◆ Provided passage:
___

[llvm] 1e45136 - Revert "[NVPTX] Use the mask() operator to initialize packed structs with pointers"

Mon Jul 18 09:09:06 PDT 2022

Author: Igor Kudrin
Date: 2022-07-18T20:08:39+04:00
New Revision: 1e451369d2017830d3dbddec24063170b7aca0de

URL: https://github.com/llvm/llvm-project/commit/1e451369d2017830d3dbddec24063170b7aca0de
DIFF: https://github.com/llvm/llvm-project/commit/1e451369d2017830d3dbddec24063170b7aca0de.diff

LOG: Revert "[NVPTX] Use the mask() operator to initialize packed structs with pointers"

The new test fails on BE hosts.

This reverts commit 04e978ccba1e6c8b600b2fbad1a82b4b64ffc34b.

Added: 
    

Modified: 
    llvm/lib/Target/NVPTX/NVPTXAsmPrinter.cpp
    llvm/lib/Target/NVPTX/NVPTXAsmPrinter.h
    llvm/lib/Target/NVPTX/NVPTXSubtarget.h

Removed: 
    llvm/test/CodeGen/NVPTX/packed-aggr.ll


################################################################################
diff  --git a/llvm/lib/Target/NVPTX/NVPTXAsmPrinter.cpp b/llvm/lib/Target/NVPTX/NVPTXAsmPrinter.cpp
index 4a2d9c40d4240..422e47b3d97d7 100644

--- a/llvm/lib/Target/NVPTX/NVPTXAsmPrinter.cpp
+++ b/llvm/lib/Target/NVPTX/NVPTXAsmPrinter.cpp
@@ -75,7 +75,6 @@
 #include "llvm/Support/CommandLine.h"
 #include "llvm/Support/ErrorHandling.h"
 #include "llvm/Support/MachineValueType.h"
-#include "llvm/Support/NativeFormatting.h"
 #include "llvm/Support/Path.h"
 #include "llvm/Support/raw_ostream.h"
 #include "llvm/Target/TargetLoweringObjectFile.h"
@@ -1173,26 +1172,11 @@ void NVPTXAsmPrinter::printModuleLevelGV(const GlobalVariable *GVar,
           bufferAggregateConstant(Initializer, &aggBuffer);
           if (aggBuffer.numSymbols()) {
             unsigned int ptrSize = MAI->getCodePointerSize();
-            if (ElementSize % ptrSize ||
-                !aggBuffer.allSymbolsAligned(ptrSize)) {
-              // Print in bytes and use the mask() operator for pointers.

___

◆ Entries supplied:
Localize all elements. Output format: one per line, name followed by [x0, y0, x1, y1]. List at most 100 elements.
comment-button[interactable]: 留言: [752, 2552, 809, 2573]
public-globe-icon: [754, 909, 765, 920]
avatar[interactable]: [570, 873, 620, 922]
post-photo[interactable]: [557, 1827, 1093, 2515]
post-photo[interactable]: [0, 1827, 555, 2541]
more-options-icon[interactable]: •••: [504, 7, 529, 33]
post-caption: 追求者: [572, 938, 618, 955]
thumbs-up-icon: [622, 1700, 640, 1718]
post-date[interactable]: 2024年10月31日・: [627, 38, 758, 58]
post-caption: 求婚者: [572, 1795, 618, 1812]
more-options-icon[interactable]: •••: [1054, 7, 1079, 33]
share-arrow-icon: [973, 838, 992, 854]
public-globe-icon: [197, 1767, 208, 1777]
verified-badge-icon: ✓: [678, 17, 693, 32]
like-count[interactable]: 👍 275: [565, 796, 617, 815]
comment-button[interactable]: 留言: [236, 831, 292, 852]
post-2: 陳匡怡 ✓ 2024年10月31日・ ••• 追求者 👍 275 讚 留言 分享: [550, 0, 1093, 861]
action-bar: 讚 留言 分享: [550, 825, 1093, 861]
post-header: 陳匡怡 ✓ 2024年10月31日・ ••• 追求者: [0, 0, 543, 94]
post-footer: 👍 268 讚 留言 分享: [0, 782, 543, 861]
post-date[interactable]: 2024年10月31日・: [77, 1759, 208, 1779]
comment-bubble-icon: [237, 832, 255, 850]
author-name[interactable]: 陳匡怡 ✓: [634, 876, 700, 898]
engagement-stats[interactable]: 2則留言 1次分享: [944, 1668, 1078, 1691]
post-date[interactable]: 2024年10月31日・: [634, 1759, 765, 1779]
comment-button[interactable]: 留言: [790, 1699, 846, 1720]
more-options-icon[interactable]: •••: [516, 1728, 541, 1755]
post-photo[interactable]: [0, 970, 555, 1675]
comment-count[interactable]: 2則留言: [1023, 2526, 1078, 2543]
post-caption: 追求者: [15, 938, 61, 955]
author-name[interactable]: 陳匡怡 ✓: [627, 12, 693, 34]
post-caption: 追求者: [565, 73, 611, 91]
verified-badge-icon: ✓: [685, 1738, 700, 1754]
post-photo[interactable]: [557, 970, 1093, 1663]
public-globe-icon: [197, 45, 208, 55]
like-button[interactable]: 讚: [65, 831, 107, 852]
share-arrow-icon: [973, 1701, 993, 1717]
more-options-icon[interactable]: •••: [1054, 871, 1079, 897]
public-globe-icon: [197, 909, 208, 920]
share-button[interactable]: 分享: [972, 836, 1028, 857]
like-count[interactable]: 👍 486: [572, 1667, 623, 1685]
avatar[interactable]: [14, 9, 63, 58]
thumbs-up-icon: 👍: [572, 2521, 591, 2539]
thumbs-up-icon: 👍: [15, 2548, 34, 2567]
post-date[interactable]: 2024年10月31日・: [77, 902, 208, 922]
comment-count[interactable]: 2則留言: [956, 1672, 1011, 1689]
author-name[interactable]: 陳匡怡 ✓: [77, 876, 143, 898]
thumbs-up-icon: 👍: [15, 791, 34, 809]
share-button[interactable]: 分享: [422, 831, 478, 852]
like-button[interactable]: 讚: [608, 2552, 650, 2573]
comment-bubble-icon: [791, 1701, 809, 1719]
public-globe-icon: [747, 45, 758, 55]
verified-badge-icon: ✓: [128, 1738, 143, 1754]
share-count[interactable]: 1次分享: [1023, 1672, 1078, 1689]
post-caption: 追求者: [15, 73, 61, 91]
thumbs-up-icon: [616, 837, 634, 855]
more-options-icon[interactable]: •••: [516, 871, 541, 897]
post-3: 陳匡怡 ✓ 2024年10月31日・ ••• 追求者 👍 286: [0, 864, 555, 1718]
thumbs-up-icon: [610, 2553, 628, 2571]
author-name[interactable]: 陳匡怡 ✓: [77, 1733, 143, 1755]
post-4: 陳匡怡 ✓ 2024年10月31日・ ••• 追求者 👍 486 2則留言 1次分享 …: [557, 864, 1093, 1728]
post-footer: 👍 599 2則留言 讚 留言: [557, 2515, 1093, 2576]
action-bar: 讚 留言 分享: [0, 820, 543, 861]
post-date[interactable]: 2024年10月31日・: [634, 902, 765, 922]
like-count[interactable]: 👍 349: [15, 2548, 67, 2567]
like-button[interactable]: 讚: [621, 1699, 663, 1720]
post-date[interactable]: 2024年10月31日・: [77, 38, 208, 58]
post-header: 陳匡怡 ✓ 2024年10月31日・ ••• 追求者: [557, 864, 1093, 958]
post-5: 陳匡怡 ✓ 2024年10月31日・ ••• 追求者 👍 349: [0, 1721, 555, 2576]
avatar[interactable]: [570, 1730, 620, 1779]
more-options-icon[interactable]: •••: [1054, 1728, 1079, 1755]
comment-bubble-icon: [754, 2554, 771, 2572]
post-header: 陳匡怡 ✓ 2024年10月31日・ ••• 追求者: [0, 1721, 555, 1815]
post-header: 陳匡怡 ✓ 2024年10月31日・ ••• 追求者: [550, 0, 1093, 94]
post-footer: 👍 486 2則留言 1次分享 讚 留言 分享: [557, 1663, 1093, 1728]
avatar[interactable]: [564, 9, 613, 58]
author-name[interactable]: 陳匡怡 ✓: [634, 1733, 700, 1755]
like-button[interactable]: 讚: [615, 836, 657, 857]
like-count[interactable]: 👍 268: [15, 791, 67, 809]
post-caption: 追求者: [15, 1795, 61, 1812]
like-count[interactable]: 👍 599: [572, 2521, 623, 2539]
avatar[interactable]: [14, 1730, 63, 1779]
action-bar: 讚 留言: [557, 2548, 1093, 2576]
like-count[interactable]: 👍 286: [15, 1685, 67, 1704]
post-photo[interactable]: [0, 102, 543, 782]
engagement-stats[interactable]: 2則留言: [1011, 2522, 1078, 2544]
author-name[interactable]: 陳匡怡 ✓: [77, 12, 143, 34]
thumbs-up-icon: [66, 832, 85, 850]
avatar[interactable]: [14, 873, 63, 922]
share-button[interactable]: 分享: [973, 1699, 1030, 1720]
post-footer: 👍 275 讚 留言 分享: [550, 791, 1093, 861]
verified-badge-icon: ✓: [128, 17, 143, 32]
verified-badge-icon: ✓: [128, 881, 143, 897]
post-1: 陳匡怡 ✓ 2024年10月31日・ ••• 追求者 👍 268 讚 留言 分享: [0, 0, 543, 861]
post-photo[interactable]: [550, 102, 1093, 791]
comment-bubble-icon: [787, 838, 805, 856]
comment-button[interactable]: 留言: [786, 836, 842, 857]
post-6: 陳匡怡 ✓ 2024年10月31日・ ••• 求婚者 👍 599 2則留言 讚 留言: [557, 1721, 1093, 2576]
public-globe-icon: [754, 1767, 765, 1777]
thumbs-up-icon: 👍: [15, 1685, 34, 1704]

___

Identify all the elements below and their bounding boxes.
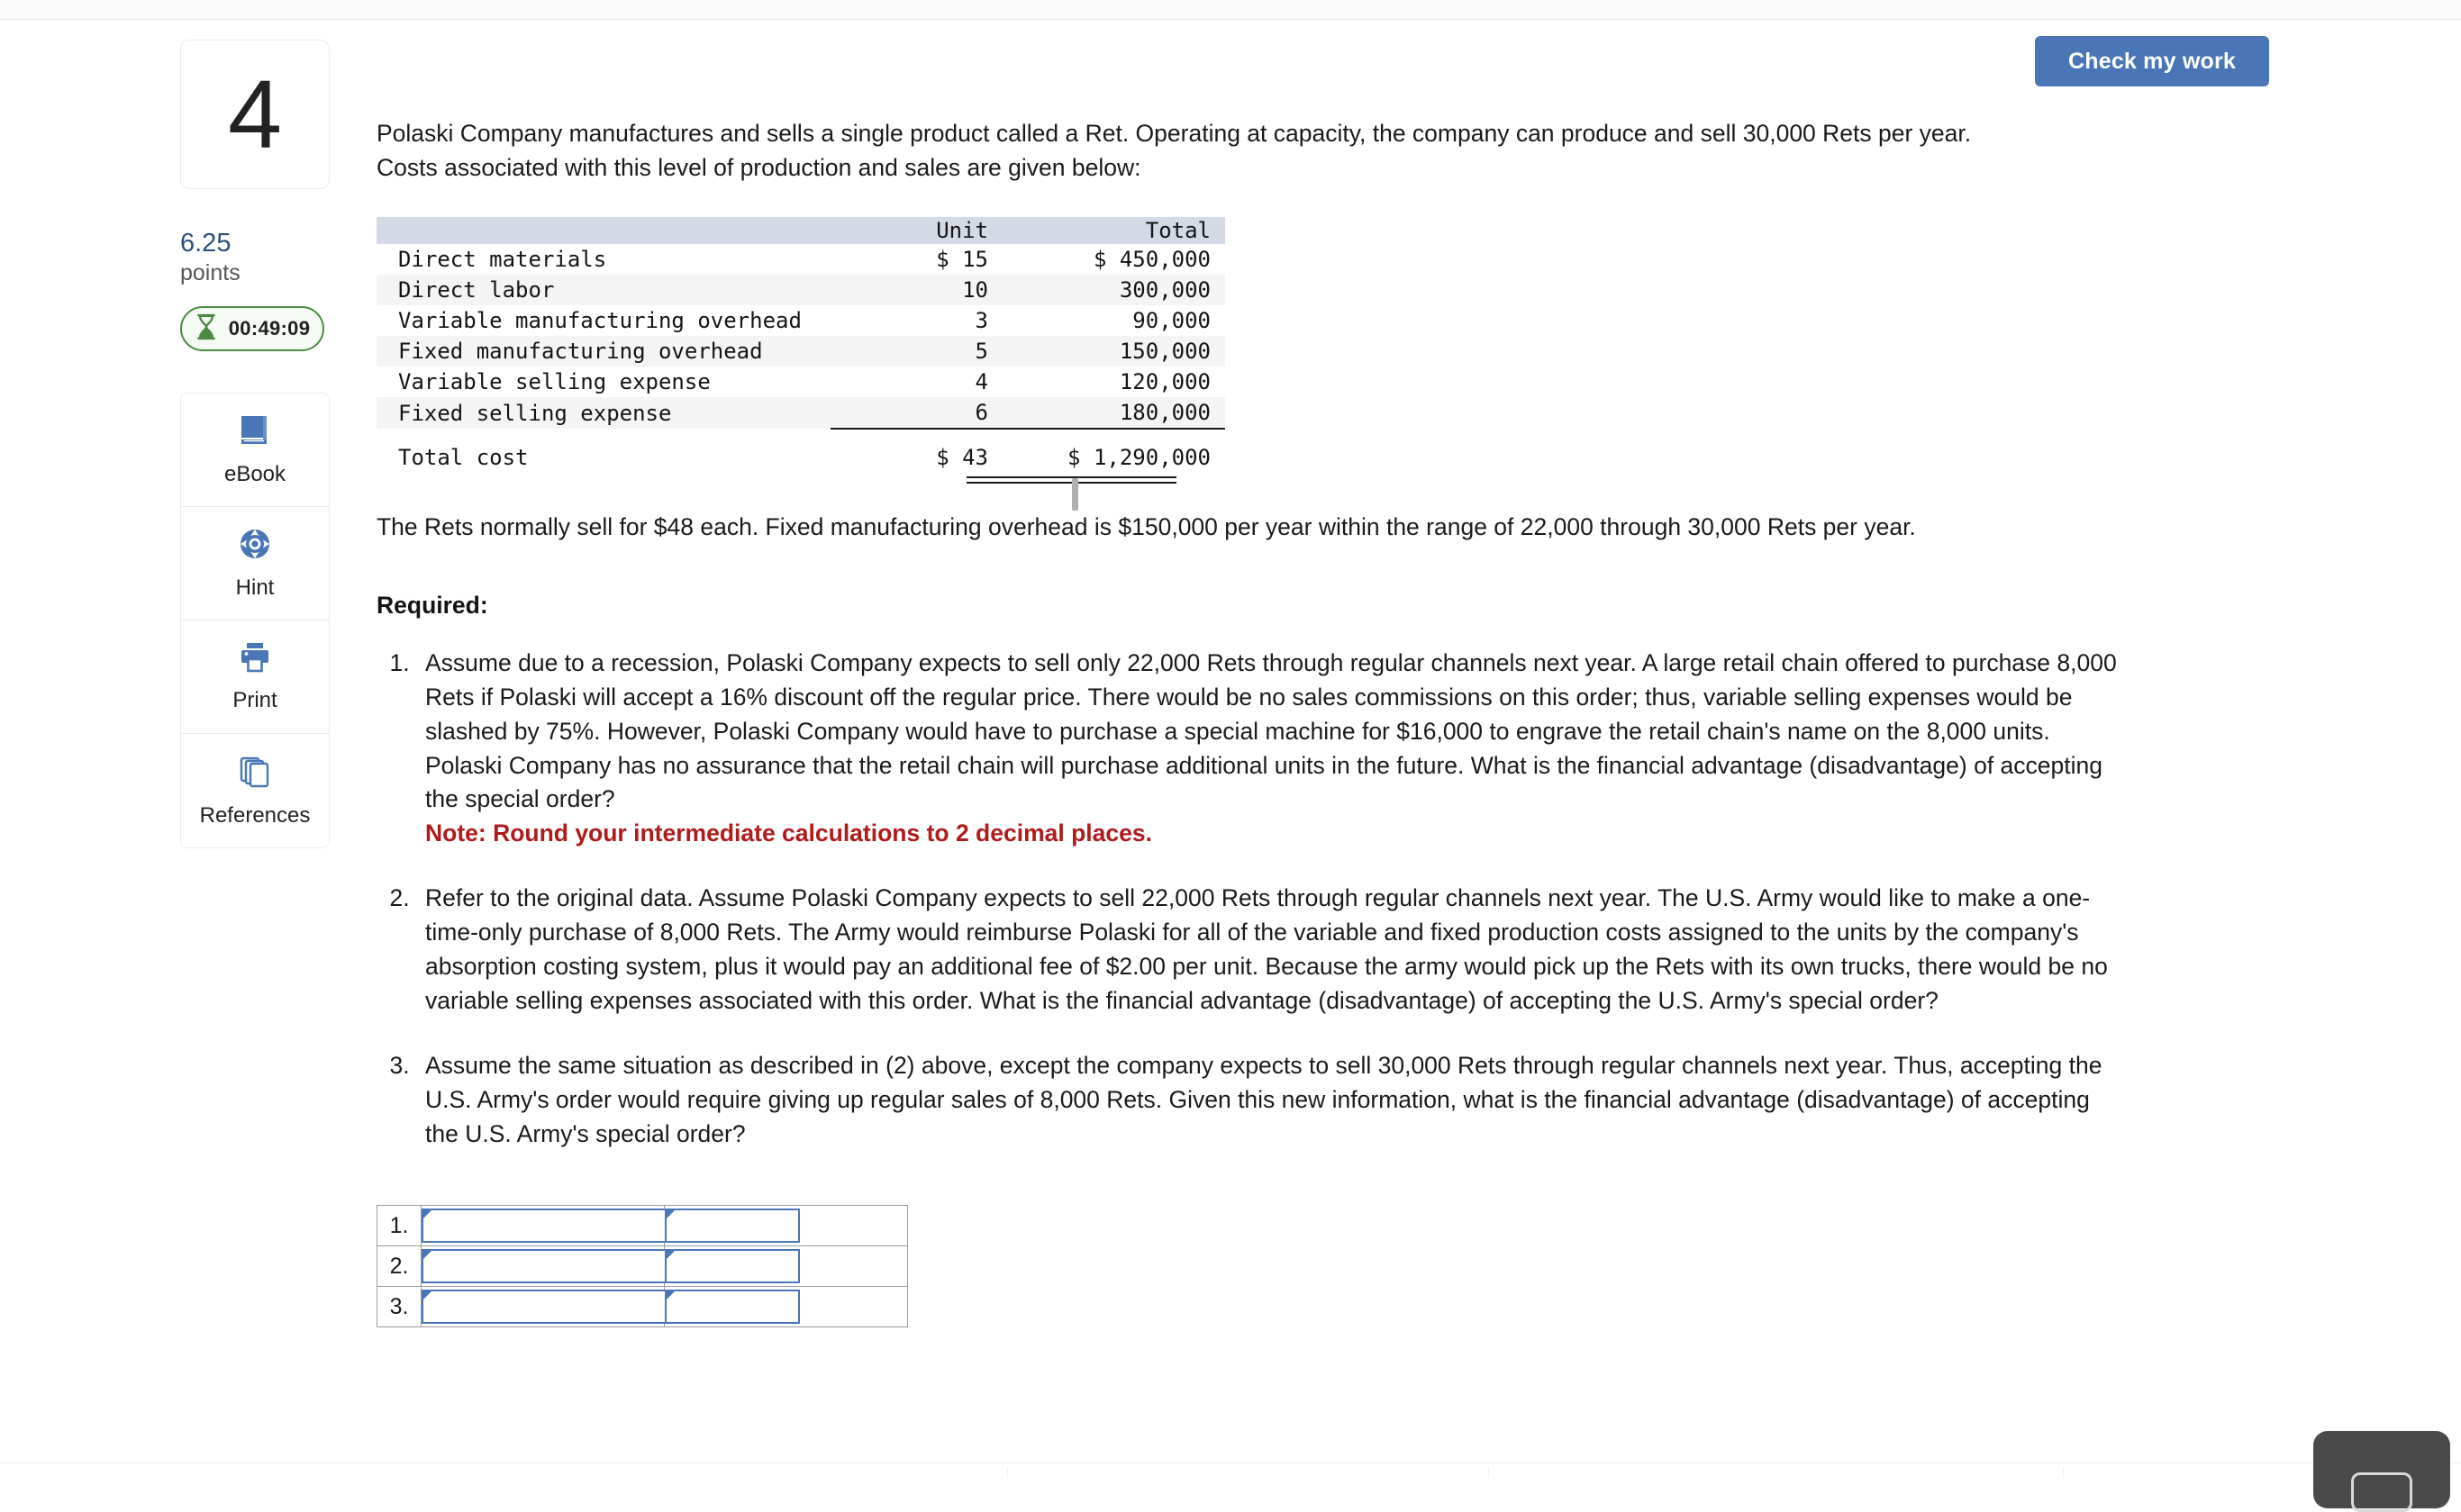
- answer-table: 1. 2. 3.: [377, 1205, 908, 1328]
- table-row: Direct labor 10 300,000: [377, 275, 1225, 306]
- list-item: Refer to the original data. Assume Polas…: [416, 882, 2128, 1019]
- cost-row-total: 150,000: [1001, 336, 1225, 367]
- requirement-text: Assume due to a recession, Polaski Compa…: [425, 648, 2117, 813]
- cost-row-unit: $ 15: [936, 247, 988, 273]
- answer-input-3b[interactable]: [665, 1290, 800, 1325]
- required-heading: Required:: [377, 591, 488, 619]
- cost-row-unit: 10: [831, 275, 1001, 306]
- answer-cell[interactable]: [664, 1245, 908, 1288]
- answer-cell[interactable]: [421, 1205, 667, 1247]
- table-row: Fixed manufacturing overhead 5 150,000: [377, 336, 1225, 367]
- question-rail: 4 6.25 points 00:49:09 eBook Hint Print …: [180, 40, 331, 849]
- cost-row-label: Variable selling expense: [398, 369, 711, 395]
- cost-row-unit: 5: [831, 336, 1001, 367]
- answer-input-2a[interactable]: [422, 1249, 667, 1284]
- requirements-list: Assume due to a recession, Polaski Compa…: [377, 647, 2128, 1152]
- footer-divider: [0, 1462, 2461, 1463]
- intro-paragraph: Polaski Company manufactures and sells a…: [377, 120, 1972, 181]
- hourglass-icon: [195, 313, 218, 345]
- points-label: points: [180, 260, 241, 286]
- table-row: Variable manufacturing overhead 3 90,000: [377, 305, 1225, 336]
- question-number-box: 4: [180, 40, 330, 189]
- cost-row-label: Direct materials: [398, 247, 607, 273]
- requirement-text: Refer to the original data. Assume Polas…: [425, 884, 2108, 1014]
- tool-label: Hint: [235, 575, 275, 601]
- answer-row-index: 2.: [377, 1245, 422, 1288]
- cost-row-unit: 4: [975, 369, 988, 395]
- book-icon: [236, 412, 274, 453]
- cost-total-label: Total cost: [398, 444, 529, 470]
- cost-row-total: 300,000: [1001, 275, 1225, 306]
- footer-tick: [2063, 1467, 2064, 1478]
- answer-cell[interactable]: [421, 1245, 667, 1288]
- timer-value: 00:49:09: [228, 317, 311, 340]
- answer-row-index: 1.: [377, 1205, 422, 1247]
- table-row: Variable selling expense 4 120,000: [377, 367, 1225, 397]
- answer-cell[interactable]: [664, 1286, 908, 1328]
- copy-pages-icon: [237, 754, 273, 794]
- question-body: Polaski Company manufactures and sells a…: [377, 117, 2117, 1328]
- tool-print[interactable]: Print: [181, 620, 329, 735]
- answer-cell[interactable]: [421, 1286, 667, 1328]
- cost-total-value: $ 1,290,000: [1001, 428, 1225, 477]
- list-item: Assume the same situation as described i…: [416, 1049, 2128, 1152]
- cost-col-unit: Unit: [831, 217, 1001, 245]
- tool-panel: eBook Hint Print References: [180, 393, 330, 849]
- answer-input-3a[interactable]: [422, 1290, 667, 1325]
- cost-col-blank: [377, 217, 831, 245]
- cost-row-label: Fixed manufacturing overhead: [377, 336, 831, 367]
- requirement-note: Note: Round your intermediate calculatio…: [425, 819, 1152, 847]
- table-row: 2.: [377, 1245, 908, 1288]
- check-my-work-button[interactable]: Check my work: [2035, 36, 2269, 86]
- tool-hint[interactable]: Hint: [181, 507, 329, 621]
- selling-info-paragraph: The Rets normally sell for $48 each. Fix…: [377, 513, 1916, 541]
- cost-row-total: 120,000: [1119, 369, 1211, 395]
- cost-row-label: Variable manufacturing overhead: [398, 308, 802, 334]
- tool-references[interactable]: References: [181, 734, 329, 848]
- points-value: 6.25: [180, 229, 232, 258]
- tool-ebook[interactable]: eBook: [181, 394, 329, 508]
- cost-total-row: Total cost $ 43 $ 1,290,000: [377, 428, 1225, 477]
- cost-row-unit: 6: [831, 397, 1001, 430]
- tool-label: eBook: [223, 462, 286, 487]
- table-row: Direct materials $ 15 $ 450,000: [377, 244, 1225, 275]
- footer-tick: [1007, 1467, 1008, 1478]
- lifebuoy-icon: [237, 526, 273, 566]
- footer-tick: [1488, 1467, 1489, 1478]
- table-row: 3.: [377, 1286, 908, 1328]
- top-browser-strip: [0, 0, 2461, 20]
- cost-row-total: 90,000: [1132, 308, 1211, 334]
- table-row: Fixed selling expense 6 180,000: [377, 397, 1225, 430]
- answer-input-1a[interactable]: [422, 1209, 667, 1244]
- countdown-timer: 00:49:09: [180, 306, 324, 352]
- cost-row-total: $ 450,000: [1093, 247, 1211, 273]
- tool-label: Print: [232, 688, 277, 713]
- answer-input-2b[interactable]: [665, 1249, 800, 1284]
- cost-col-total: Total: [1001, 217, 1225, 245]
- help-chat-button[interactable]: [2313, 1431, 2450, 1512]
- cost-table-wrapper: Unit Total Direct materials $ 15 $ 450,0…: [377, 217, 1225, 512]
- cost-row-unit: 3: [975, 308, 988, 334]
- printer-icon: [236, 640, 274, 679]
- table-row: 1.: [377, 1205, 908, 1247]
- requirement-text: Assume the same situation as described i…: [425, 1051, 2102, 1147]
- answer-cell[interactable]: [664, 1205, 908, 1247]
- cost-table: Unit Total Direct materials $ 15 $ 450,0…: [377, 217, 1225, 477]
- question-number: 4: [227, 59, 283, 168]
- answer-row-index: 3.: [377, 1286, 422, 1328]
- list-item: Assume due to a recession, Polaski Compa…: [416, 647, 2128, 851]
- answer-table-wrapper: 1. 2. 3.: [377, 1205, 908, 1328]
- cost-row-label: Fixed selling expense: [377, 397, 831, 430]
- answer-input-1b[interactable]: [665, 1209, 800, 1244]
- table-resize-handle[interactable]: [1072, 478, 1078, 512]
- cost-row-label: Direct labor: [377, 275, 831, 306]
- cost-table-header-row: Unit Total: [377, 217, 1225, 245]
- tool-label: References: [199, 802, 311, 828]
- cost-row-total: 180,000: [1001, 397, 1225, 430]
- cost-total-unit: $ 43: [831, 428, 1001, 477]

___

◆ Stated task A:
Answer these questions using the NVPTX revert commit:
(i) What reason does the log give for the revert?
(ii) Which test file does the commit remove?
(iii) Which header include is deleted from NVPTXAsmPrinter.cpp?
◆ Stated task B: Pick up the NVPTX revert commit right after its final line and keep writing it.
The listing has nothing to do with the NVPTX revert commit.

◆ Final answer A:
(i) The new test fails on BE hosts.
(ii) llvm/test/CodeGen/NVPTX/packed-aggr.ll
(iii) llvm/Support/NativeFormatting.h

◆ Final answer B:
-              if (!STI.hasMaskOperator())
-                report_fatal_error(
-                    "initialized packed aggregate with pointers '" +
-                    GVar->getName() +
-                    "' requires at least PTX ISA version 7.1");
-              O << " .u8 ";
-              getSymbol(GVar)->print(O, MAI);
-              O << "[" << ElementSize << "] = {";
-              aggBuffer.printBytes(O);
-              O << "}";
-            } else {
-              O << " .u" << ptrSize * 8 << " ";
-              getSymbol(GVar)->print(O, MAI);
-              O << "[" << ElementSize / ptrSize << "] = {";
-              aggBuffer.printWords(O);
-              O << "}";
-            }
+            O << " .u" << ptrSize * 8 << " ";
+            getSymbol(GVar)->print(O, MAI);
+            O << "[" << ElementSize / ptrSize << "] = {";
+            aggBuffer.printWords(O);
+            O << "}";
           } else {
             O << " .b8 ";
             getSymbol(GVar)->print(O, MAI);
@@ -1249,33 +1233,10 @@ void NVPTXAsmPrinter::AggBuffer::printSymbol(unsigned nSym, raw_ostream &os) {
 }
 
 void NVPTXAsmPrinter::AggBuffer::printBytes(raw_ostream &os) {
-  unsigned int ptrSize = AP.MAI->getCodePointerSize();
-  symbolPosInBuffer.push_back(size);
-  unsigned int nSym = 0;
-  unsigned int nextSymbolPos = symbolPosInBuffer[nSym];
-  for (unsigned int pos = 0; pos < size;) {
+  for (unsigned int pos = 0; pos < size; ++pos) {
     if (pos)
       os << ", ";
-    if (pos != nextSymbolPos) {
-      os << (unsigned int)buffer[pos];
-      ++pos;
-      continue;
-    }
-    // Generate a per-byte mask() operator for the symbol, which looks like:
-    //   .global .u8 addr[] = {0xFF(foo), 0xFF00(foo), 0xFF0000(foo), ...};
-    // See https://docs.nvidia.com/cuda/parallel-thread-execution/index.html#initializers
-    std::string symText;
-    llvm::raw_string_ostream oss(symText);
-    printSymbol(nSym, oss);
-    for (unsigned i = 0; i < ptrSize; ++i) {
-      if (i)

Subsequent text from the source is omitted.